§ **Задание 1**:
В записях от строки с «address-line: 24 rue» до строки с «devis-ttc: 258,31 €: [535, 719, 580, 731]» переименуйте «BL00195» в «BL00210». Приведите только эти строки, больше ничего в них не меняя.

Он с нею и не порвал – до самой смерти двадцать семь лет спустя. Но все эти двадцать семь лет Шмелев прожил в Париже. Шанса что-то переменить жизнь ему не дала.

Не подарила она этого шанса и бывшим галлиполийцам, почти никому, исключая тех, кто впоследствии примкнул к разным просоветским организациям и вернулся на родину, чтобы (почти без исключений) вскоре проследовать в колымские и северные лагеря, если обошлось без высшей меры. Возвращенцев оказалось сравнительно немного, основная масса так и осела в Европе. Больше всего в Париже и его пригородах.

Бежавших из России на Запад все прибывало по мере того, как шла к завершению Гражданская война. Точное их число никогда не поддавалось надежным подсчетам, но в любом случае цифры были не менее как семизначными. Полярный исследователь норвежец Фритьоф Нансен, который возглавил созданный Лигой Наций комитет по делам русских беженцев, в своем отчете 1924 года привел данные без сведений по некоторым странам с большой русской диаспорой, но все равно получилось, что за рубежами России находилось до миллиона ее бывших подданных. Скорее всего их было от полутора до двух миллионов. И каждый десятый, может быть, каждый восьмой из них – во Франции. А в ее столице и парижских предместьях проживало от двадцати пяти до сорока тысяч россиян, покинувших отечество.

У большинства были нансеновские паспорта. Они обычно содержали отметки, которыми ограничивались возможности владельцев получить работу. Въезд в страну и выезд требовали специального разрешения. Кое-кто умудрялся годами жить вовсе без документов. Такие – кем бы они ни были в своей прежней русской жизни – становились парижскими клошарами, то есть бродягами: ночевали где-нибудь под мостом Александра III или на скамейке в Булонском лесу, с утра шли на рынок, известный под названием «Чрево Парижа» (многие, должно быть, в юности читали одноименный роман популярного в начале века Эмиля Золя), – за отбросами, оставшимися при разгрузке машин с овощами и сыром.

Бывало, кому-то фортуна посылала нежданную улыбку. Об одном таком случае рассказывает в своих мемуарах хронист русской эмиграции Роман Гуль. У него был знакомый художник по имени Лазарь Меерсон, человек богемы, безалаберный и непутевый. Слишком ясные предвестия скорого будущего дали ему почувствовать, что Берлин не лучшее место для людей с такой фамилией, и Меерсон перебрался в Париж, где бедствовал, пока на его пути не встретился кинорежиссер Рене Клер. Эскизы декораций, которые Меерсон писал для какой-то русской студии, понравились ему, и последовало приглашение работать в картине, которую Клер тогда готовился снимать. Картина, законченная в 1930-м, называлась «Под крышами Парижа», она вошла в историю кино. Бездомный Меерсон с тех пор занимал студию, выходившую окнами на парк Монсури, и завтракал в фешенебельном кафе «Рон пуан» на Елисейских Полях.

[Ряд записей]
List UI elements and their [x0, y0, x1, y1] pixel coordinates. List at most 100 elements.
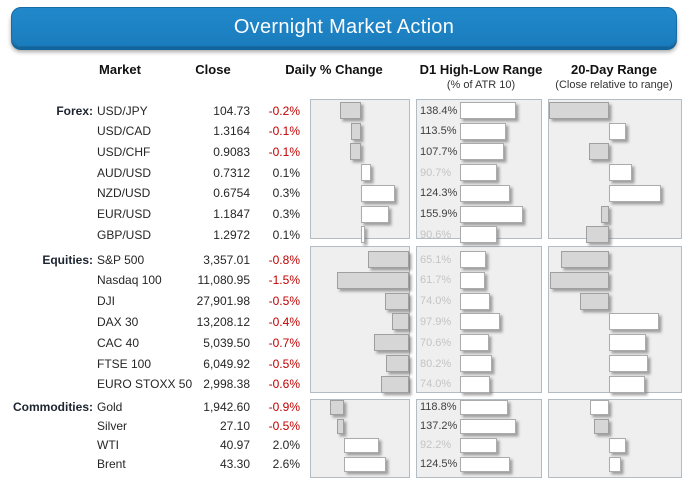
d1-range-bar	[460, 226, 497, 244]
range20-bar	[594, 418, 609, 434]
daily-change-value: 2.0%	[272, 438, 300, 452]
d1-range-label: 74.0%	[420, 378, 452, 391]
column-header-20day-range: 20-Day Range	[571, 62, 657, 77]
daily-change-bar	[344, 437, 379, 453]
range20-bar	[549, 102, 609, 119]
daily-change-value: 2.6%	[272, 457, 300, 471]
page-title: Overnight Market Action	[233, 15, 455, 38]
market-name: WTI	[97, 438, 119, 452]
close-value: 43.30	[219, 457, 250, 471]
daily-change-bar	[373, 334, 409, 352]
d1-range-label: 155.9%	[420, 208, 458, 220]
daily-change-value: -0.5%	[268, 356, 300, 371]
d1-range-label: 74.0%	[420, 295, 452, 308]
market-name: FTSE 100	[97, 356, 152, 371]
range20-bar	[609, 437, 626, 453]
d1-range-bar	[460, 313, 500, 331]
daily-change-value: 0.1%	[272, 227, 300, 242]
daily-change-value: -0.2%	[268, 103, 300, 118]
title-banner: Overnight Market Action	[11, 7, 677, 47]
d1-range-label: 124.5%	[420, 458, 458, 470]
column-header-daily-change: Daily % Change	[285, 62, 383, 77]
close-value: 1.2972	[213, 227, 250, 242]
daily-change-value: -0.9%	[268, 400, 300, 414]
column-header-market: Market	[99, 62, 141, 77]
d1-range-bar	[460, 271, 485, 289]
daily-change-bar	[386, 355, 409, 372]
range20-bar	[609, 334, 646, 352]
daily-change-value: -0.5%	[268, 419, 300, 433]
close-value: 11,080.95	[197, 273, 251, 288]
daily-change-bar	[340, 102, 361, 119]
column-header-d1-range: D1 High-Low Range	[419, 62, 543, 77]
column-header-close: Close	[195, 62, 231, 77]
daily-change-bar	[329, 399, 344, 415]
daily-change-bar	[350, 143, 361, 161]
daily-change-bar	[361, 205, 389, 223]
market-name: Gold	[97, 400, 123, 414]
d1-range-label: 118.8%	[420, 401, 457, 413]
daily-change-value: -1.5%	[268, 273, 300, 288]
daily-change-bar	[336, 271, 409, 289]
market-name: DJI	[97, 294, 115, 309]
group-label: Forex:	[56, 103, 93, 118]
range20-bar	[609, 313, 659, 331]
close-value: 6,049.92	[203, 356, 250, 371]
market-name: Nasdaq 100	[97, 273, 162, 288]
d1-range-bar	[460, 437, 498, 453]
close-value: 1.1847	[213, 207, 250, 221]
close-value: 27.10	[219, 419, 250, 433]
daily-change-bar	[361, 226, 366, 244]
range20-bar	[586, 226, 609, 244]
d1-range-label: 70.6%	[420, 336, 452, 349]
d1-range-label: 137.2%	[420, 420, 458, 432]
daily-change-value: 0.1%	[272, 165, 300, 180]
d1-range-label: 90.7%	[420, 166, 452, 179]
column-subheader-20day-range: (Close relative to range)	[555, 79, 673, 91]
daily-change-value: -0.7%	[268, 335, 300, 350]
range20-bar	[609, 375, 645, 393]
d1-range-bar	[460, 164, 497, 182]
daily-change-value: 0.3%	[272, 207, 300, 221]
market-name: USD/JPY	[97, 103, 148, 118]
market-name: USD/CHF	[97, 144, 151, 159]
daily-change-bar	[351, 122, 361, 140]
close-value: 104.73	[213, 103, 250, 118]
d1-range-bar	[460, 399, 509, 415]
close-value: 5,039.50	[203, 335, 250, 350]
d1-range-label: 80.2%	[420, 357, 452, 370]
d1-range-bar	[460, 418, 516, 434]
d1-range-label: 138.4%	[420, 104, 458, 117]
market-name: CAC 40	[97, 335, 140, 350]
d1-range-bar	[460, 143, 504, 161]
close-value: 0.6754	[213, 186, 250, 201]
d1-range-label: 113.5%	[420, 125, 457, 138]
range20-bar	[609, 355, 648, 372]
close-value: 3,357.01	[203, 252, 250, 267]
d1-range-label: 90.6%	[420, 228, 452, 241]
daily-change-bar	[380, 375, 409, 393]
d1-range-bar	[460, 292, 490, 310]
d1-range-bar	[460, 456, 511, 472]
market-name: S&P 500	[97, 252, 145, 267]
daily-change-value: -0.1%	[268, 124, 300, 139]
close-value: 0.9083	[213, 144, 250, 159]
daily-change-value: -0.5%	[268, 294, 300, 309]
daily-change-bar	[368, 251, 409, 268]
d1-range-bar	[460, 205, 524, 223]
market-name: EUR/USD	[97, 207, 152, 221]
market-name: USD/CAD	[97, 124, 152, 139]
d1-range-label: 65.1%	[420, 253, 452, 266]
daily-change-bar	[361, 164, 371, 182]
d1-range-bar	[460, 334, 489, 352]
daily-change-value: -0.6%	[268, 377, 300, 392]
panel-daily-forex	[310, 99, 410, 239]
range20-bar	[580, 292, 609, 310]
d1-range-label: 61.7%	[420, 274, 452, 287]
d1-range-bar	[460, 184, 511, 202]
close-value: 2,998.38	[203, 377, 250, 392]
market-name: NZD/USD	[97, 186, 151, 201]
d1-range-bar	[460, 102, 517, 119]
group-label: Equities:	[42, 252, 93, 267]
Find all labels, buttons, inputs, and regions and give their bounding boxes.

==

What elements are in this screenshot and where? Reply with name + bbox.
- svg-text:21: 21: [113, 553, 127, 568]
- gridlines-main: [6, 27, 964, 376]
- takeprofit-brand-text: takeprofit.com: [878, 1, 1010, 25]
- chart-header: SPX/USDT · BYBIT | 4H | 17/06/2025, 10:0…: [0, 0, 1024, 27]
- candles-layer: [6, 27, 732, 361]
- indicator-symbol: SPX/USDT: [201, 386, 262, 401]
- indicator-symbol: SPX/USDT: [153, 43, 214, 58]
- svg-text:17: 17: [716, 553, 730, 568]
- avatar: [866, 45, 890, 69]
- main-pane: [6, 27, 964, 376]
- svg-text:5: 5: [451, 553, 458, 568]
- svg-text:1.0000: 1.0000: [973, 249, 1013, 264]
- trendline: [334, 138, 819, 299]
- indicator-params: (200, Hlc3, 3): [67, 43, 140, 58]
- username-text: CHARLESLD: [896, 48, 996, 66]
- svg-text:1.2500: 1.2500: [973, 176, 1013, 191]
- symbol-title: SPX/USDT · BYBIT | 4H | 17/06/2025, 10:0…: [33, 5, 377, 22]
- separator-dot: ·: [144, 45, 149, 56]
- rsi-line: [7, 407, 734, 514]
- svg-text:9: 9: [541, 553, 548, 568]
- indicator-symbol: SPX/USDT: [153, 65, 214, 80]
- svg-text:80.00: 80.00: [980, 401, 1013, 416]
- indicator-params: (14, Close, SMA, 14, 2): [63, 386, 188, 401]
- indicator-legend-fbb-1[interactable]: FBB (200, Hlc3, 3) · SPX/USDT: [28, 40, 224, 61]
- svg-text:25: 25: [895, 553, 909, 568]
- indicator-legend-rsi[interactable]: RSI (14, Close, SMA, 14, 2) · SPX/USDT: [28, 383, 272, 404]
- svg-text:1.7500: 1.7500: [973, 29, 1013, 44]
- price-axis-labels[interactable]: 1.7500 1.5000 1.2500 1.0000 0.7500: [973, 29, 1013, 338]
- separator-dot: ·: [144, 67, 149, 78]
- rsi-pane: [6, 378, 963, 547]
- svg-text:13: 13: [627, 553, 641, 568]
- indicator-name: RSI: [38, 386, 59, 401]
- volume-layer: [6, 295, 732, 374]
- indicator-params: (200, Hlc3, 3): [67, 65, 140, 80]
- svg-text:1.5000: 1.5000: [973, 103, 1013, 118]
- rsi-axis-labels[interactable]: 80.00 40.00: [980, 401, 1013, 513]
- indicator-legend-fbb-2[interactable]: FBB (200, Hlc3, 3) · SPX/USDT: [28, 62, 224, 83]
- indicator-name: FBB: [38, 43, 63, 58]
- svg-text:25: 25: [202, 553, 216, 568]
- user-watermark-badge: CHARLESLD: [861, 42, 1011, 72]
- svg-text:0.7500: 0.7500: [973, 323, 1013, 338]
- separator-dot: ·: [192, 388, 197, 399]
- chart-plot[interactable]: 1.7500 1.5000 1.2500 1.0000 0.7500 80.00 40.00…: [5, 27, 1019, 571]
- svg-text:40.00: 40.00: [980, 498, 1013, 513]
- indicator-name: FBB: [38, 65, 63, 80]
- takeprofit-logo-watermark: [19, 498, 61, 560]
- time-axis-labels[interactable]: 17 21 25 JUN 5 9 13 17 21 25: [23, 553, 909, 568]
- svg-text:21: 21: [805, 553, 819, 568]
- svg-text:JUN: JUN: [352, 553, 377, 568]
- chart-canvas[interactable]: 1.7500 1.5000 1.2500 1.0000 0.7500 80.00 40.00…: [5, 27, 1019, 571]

* * *

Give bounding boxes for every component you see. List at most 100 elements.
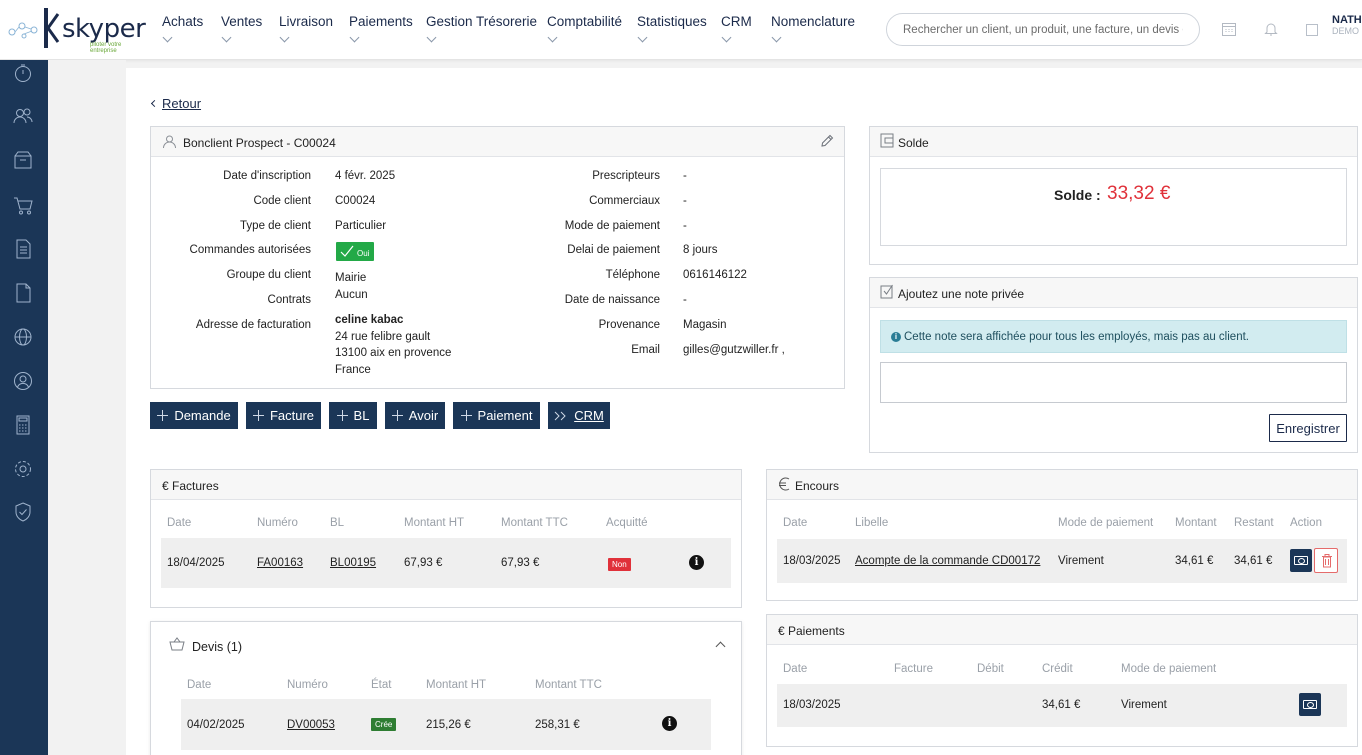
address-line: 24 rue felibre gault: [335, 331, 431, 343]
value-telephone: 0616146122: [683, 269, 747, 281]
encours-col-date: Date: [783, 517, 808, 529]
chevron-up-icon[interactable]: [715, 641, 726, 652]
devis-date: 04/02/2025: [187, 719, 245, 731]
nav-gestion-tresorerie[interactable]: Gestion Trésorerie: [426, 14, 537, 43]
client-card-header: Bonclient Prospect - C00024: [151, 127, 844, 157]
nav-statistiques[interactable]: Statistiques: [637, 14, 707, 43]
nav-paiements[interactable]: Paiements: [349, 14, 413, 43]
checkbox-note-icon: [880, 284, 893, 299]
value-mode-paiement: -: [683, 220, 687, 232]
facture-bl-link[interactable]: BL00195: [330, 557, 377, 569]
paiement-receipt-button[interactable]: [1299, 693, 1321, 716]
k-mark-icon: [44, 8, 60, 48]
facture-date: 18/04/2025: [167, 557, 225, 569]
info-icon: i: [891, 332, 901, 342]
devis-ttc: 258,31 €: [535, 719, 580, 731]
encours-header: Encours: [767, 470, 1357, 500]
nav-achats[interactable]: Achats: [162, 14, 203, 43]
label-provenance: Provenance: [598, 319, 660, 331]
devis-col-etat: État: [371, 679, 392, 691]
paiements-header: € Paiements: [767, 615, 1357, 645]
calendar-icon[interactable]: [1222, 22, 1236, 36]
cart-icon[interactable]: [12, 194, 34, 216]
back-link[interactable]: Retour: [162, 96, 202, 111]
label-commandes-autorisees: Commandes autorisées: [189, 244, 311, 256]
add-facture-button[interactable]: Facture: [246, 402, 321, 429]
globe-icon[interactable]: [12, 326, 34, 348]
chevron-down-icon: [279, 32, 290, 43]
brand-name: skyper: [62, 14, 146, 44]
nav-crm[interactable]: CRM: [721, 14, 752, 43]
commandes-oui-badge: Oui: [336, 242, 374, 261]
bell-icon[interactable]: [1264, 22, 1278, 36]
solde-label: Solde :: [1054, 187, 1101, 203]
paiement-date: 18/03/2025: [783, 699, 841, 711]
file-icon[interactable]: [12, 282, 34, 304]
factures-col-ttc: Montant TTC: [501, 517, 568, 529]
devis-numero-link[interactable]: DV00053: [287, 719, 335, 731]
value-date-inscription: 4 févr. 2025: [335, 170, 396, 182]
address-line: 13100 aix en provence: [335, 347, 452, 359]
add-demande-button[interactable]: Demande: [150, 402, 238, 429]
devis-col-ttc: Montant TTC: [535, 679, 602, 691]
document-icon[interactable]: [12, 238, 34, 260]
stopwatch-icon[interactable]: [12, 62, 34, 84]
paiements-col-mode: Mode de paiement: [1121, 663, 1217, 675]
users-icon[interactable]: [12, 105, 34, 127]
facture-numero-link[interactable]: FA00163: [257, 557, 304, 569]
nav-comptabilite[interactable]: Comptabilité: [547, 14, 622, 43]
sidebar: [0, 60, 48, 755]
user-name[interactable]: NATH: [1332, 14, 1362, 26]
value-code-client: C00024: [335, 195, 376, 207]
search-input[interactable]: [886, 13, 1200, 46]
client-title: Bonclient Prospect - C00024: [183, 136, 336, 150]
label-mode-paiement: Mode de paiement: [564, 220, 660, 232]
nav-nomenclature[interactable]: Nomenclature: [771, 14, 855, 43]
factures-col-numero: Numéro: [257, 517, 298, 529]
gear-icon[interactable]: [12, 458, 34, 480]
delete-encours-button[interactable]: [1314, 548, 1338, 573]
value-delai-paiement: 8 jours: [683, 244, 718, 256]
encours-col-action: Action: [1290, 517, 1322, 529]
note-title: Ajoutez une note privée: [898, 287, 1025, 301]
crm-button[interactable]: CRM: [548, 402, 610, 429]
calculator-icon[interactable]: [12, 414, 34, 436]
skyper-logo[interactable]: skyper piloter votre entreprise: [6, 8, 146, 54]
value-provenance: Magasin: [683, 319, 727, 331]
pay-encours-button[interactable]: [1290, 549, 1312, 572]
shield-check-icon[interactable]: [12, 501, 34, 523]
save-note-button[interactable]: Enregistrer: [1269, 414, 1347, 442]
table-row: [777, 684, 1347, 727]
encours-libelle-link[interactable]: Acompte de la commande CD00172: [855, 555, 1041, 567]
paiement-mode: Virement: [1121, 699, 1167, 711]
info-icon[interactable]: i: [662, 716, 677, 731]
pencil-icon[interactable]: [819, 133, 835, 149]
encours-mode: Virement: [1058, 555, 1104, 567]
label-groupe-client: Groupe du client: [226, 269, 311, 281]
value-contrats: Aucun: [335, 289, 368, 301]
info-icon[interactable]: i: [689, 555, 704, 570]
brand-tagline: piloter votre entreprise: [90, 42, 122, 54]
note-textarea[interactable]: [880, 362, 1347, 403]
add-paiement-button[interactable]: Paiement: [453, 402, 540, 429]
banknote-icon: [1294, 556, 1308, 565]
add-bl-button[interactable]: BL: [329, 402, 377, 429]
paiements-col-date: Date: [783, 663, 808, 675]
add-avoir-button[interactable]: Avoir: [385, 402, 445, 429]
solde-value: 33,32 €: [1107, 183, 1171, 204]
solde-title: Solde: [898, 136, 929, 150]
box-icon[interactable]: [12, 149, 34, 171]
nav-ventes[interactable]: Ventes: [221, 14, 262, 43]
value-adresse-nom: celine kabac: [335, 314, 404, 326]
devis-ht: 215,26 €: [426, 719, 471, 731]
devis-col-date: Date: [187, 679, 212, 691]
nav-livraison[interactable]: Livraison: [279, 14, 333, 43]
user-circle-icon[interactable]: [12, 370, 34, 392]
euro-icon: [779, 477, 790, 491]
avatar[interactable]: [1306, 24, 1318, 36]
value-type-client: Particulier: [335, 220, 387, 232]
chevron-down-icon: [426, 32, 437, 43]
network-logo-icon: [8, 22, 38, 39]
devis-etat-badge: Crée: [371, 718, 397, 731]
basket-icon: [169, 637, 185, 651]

§ **Задание 2**:
Продолжите текст о русских эмигрантах в Париже.

§ **Результат упражнения 1**:
address-line: 24 rue felibre gault: [335, 331, 431, 343]
value-telephone: 0616146122: [683, 269, 747, 281]
encours-col-date: Date: [783, 517, 808, 529]
chevron-up-icon[interactable]: [715, 641, 726, 652]
devis-date: 04/02/2025: [187, 719, 245, 731]
nav-gestion-tresorerie[interactable]: Gestion Trésorerie: [426, 14, 537, 43]
client-card-header: Bonclient Prospect - C00024: [151, 127, 844, 157]
nav-statistiques[interactable]: Statistiques: [637, 14, 707, 43]
nav-paiements[interactable]: Paiements: [349, 14, 413, 43]
checkbox-note-icon: [880, 284, 893, 299]
value-mode-paiement: -: [683, 220, 687, 232]
facture-bl-link[interactable]: BL00210: [330, 557, 377, 569]
paiement-receipt-button[interactable]: [1299, 693, 1321, 716]
k-mark-icon: [44, 8, 60, 48]
facture-date: 18/04/2025: [167, 557, 225, 569]
info-icon: i: [891, 332, 901, 342]
devis-ttc: 258,31 €: [535, 719, 580, 731]

§ **Результат упражнения 2**:
Но такое происходило только в исключительных случаях. И Меерсон, и булгаковский Корзухин из «Бега» нетипичны для беженской среды. Она почти целиком состояла из тех, кого жизнь вынудила, забыв о прежнем положении в обществе, освоить непрестижное ремесло и быть благодарным, если оно кормило. Кто-то не выдерживал такого резкого перепада. Бывший морской офицер Борис Панфилов, которому пришлось пойти лакеем в богатую семью, застрелился, сняв на ночь номер в клошарной гостинице. Эта история не была чем-то из ряда вон выходящим. Не всем оказалось под силу переносить социальное унижение, каждый день напоминающее о себе.

Хотя самообладания этим людям было не занимать: иначе они бы просто не выжили на переполненных транспортах в зимнем ненастном море, на голых пустырях Галлиполи, где ютились и голодали в полуразрушенных, продуваемых всеми ветрами бараках. Добравшиеся до Франции, которую в сердцах иной раз называли растреклятой, они все-таки испытывали чувство, что большая, страшная полоса жизни закончилась, ничего из прежнего не вернется, и надо обустраиваться заново, заглушая и обиду на историю, жестоко с ними обошедшуюся, и периодически накатывающую острую ностальгию.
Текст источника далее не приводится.